— START RECORDS TO USE —

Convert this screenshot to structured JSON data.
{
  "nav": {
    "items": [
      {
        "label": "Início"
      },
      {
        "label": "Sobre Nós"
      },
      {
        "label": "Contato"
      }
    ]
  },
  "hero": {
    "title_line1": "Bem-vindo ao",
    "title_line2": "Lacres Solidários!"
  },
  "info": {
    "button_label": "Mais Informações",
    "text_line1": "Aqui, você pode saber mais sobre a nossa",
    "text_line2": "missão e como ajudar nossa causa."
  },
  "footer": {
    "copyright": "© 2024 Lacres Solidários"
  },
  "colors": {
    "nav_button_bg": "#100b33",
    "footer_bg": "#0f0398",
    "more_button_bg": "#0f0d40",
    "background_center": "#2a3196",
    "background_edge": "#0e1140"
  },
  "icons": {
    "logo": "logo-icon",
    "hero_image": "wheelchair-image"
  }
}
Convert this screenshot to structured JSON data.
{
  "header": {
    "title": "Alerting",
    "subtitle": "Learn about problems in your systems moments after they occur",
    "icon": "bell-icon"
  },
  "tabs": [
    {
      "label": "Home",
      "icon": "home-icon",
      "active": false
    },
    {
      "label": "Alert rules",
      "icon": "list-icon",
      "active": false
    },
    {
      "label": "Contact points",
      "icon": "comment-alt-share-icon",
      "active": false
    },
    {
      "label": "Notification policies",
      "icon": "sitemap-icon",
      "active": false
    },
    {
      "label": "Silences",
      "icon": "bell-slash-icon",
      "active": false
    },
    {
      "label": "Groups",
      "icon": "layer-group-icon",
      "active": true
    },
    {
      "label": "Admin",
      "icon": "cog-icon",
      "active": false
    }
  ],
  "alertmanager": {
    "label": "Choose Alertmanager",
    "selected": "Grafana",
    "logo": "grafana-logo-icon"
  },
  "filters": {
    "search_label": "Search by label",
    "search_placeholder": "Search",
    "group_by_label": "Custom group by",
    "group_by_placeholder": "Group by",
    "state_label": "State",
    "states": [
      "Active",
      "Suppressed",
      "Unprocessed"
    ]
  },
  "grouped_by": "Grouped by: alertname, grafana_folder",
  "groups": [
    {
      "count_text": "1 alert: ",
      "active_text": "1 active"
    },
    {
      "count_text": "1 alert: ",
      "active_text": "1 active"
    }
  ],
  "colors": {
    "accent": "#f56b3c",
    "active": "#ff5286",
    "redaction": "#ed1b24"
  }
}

— END RECORDS TO USE —

DIRECTIONS FOR THIS TASK: Search the data above for the string "nossa" and copy each line that has it.

EXERCISE ANSWER:
    "text_line1": "Aqui, você pode saber mais sobre a nossa",
    "text_line2": "missão e como ajudar nossa causa."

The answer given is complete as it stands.